Find every line of the listing below where "我们才会心安" appears, and copy it.

● ● ● ● ● ● ●

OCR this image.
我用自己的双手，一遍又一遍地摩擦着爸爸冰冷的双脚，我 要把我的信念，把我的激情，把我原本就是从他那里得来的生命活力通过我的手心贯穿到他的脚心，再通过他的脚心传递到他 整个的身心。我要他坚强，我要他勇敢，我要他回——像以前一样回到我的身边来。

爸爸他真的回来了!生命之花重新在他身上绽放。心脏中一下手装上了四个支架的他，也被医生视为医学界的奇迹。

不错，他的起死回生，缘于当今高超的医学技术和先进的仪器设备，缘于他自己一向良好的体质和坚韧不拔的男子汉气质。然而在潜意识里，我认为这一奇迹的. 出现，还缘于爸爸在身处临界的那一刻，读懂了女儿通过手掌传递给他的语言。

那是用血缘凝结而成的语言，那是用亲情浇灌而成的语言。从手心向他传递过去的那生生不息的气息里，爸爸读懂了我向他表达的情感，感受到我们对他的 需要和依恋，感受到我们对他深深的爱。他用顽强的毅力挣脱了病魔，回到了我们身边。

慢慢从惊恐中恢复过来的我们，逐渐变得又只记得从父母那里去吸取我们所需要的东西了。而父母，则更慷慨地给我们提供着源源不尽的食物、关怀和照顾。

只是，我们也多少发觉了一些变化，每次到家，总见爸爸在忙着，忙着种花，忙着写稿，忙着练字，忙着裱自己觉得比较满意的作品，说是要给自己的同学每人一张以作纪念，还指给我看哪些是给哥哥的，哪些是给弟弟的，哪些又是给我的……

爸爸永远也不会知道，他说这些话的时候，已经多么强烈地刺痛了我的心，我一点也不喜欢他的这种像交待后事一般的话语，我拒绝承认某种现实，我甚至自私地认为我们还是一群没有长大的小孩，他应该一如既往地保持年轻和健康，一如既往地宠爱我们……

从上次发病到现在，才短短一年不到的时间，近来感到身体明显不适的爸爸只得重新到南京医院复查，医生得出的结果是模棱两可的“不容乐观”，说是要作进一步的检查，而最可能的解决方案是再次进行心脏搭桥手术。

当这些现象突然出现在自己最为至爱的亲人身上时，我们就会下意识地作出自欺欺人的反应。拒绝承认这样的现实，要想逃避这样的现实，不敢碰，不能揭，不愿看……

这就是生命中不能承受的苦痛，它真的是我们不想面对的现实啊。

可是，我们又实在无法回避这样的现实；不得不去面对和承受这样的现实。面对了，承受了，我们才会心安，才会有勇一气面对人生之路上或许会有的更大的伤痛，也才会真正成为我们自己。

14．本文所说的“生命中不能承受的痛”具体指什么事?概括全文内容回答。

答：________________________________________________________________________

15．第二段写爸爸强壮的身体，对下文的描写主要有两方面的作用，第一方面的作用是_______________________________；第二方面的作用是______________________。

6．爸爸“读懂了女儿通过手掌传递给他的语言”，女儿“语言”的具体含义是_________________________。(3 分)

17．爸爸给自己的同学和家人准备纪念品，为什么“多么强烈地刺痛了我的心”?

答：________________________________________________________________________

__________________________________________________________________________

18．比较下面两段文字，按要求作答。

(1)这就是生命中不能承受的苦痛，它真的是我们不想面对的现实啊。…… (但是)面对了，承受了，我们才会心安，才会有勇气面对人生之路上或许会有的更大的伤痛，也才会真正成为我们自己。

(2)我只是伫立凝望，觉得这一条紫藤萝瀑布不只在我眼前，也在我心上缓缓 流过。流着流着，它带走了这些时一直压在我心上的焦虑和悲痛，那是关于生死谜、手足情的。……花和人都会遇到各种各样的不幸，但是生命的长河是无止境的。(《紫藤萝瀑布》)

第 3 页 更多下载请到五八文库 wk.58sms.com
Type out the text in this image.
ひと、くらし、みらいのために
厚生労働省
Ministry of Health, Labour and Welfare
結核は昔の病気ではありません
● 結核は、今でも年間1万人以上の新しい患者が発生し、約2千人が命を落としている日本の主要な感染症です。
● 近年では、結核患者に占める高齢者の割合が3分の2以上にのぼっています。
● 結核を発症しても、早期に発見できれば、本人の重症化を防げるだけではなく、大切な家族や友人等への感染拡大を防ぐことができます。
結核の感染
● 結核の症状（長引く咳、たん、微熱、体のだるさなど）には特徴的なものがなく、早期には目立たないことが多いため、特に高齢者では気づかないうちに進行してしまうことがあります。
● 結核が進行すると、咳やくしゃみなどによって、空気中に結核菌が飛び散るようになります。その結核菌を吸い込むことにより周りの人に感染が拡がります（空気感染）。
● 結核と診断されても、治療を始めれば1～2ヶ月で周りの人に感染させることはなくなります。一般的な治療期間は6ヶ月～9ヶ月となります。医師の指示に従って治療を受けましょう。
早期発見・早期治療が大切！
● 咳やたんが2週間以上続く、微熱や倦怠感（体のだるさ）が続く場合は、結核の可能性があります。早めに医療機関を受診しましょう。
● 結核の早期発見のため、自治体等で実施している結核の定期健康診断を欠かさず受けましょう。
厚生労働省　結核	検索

● ● ● ● ● ● ●

**Written solution**
可是，我们又实在无法回避这样的现实；不得不去面对和承受这样的现实。面对了，承受了，我们才会心安，才会有勇一气面对人生之路上或许会有的更大的伤痛，也才会真正成为我们自己。
(1)这就是生命中不能承受的苦痛，它真的是我们不想面对的现实啊。…… (但是)面对了，承受了，我们才会心安，才会有勇气面对人生之路上或许会有的更大的伤痛，也才会真正成为我们自己。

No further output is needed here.